• _Task description_
Give every entry again, word for word.

• _Stored data entries_
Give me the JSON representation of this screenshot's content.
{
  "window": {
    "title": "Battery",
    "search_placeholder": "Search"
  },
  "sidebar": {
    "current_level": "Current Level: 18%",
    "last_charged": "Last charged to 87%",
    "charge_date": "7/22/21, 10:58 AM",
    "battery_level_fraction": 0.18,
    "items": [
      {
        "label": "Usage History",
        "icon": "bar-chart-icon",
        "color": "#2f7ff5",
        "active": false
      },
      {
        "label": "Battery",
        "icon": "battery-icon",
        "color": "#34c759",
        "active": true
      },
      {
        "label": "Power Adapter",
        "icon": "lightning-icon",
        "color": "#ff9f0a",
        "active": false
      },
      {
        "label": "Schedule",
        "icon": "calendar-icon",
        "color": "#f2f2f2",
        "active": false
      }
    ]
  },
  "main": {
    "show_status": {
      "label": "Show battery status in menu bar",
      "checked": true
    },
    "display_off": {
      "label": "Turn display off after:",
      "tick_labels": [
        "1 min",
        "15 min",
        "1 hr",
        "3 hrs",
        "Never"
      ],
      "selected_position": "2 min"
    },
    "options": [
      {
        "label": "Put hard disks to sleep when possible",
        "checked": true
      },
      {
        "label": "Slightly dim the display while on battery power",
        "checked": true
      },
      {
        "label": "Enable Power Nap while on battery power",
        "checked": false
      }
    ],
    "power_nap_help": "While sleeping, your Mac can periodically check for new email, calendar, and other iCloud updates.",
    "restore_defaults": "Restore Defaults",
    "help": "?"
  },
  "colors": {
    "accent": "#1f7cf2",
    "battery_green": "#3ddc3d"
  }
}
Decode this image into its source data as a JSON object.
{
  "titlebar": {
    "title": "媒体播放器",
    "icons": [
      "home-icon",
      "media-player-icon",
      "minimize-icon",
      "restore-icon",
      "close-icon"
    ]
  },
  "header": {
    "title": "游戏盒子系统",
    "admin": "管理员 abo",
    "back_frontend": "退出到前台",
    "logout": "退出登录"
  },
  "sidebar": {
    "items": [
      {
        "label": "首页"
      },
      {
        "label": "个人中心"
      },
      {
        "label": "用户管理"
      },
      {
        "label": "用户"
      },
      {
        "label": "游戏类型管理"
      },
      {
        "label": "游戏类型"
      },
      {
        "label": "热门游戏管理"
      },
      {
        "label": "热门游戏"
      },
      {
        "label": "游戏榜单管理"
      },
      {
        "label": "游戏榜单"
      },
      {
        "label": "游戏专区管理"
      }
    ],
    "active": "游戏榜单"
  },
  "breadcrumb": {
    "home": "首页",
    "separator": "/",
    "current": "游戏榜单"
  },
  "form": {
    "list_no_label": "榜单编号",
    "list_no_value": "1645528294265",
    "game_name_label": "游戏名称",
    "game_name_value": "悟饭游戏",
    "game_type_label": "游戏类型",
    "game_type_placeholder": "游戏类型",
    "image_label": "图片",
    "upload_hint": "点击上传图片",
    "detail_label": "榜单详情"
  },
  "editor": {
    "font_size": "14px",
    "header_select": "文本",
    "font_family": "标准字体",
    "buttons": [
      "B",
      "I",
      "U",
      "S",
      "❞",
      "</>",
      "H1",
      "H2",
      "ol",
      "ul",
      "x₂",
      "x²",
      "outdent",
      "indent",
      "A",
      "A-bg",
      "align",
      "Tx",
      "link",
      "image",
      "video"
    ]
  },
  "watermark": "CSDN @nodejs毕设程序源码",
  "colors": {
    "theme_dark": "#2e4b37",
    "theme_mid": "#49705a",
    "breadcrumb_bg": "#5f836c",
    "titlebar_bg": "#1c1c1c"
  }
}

• _Response to the task_
Give me the JSON representation of this screenshot's content.
{
  "window": {
    "title": "Battery",
    "search_placeholder": "Search"
  },
  "sidebar": {
    "current_level": "Current Level: 18%",
    "last_charged": "Last charged to 87%",
    "charge_date": "7/22/21, 10:58 AM",
    "battery_level_fraction": 0.18,
    "items": [
      {
        "label": "Usage History",
        "icon": "bar-chart-icon",
        "color": "#2f7ff5",
        "active": false
      },
      {
        "label": "Battery",
        "icon": "battery-icon",
        "color": "#34c759",
        "active": true
      },
      {
        "label": "Power Adapter",
        "icon": "lightning-icon",
        "color": "#ff9f0a",
        "active": false
      },
      {
        "label": "Schedule",
        "icon": "calendar-icon",
        "color": "#f2f2f2",
        "active": false
      }
    ]
  },
  "main": {
    "show_status": {
      "label": "Show battery status in menu bar",
      "checked": true
    },
    "display_off": {
      "label": "Turn display off after:",
      "tick_labels": [
        "1 min",
        "15 min",
        "1 hr",
        "3 hrs",
        "Never"
      ],
      "selected_position": "2 min"
    },
    "options": [
      {
        "label": "Put hard disks to sleep when possible",
        "checked": true
      },
      {
        "label": "Slightly dim the display while on battery power",
        "checked": true
      },
      {
        "label": "Enable Power Nap while on battery power",
        "checked": false
      }
    ],
    "power_nap_help": "While sleeping, your Mac can periodically check for new email, calendar, and other iCloud updates.",
    "restore_defaults": "Restore Defaults",
    "help": "?"
  },
  "colors": {
    "accent": "#1f7cf2",
    "battery_green": "#3ddc3d"
  }
}
Decode this image into its source data as a JSON object.
{
  "titlebar": {
    "title": "媒体播放器",
    "icons": [
      "home-icon",
      "media-player-icon",
      "minimize-icon",
      "restore-icon",
      "close-icon"
    ]
  },
  "header": {
    "title": "游戏盒子系统",
    "admin": "管理员 abo",
    "back_frontend": "退出到前台",
    "logout": "退出登录"
  },
  "sidebar": {
    "items": [
      {
        "label": "首页"
      },
      {
        "label": "个人中心"
      },
      {
        "label": "用户管理"
      },
      {
        "label": "用户"
      },
      {
        "label": "游戏类型管理"
      },
      {
        "label": "游戏类型"
      },
      {
        "label": "热门游戏管理"
      },
      {
        "label": "热门游戏"
      },
      {
        "label": "游戏榜单管理"
      },
      {
        "label": "游戏榜单"
      },
      {
        "label": "游戏专区管理"
      }
    ],
    "active": "游戏榜单"
  },
  "breadcrumb": {
    "home": "首页",
    "separator": "/",
    "current": "游戏榜单"
  },
  "form": {
    "list_no_label": "榜单编号",
    "list_no_value": "1645528294265",
    "game_name_label": "游戏名称",
    "game_name_value": "悟饭游戏",
    "game_type_label": "游戏类型",
    "game_type_placeholder": "游戏类型",
    "image_label": "图片",
    "upload_hint": "点击上传图片",
    "detail_label": "榜单详情"
  },
  "editor": {
    "font_size": "14px",
    "header_select": "文本",
    "font_family": "标准字体",
    "buttons": [
      "B",
      "I",
      "U",
      "S",
      "❞",
      "</>",
      "H1",
      "H2",
      "ol",
      "ul",
      "x₂",
      "x²",
      "outdent",
      "indent",
      "A",
      "A-bg",
      "align",
      "Tx",
      "link",
      "image",
      "video"
    ]
  },
  "watermark": "CSDN @nodejs毕设程序源码",
  "colors": {
    "theme_dark": "#2e4b37",
    "theme_mid": "#49705a",
    "breadcrumb_bg": "#5f836c",
    "titlebar_bg": "#1c1c1c"
  }
}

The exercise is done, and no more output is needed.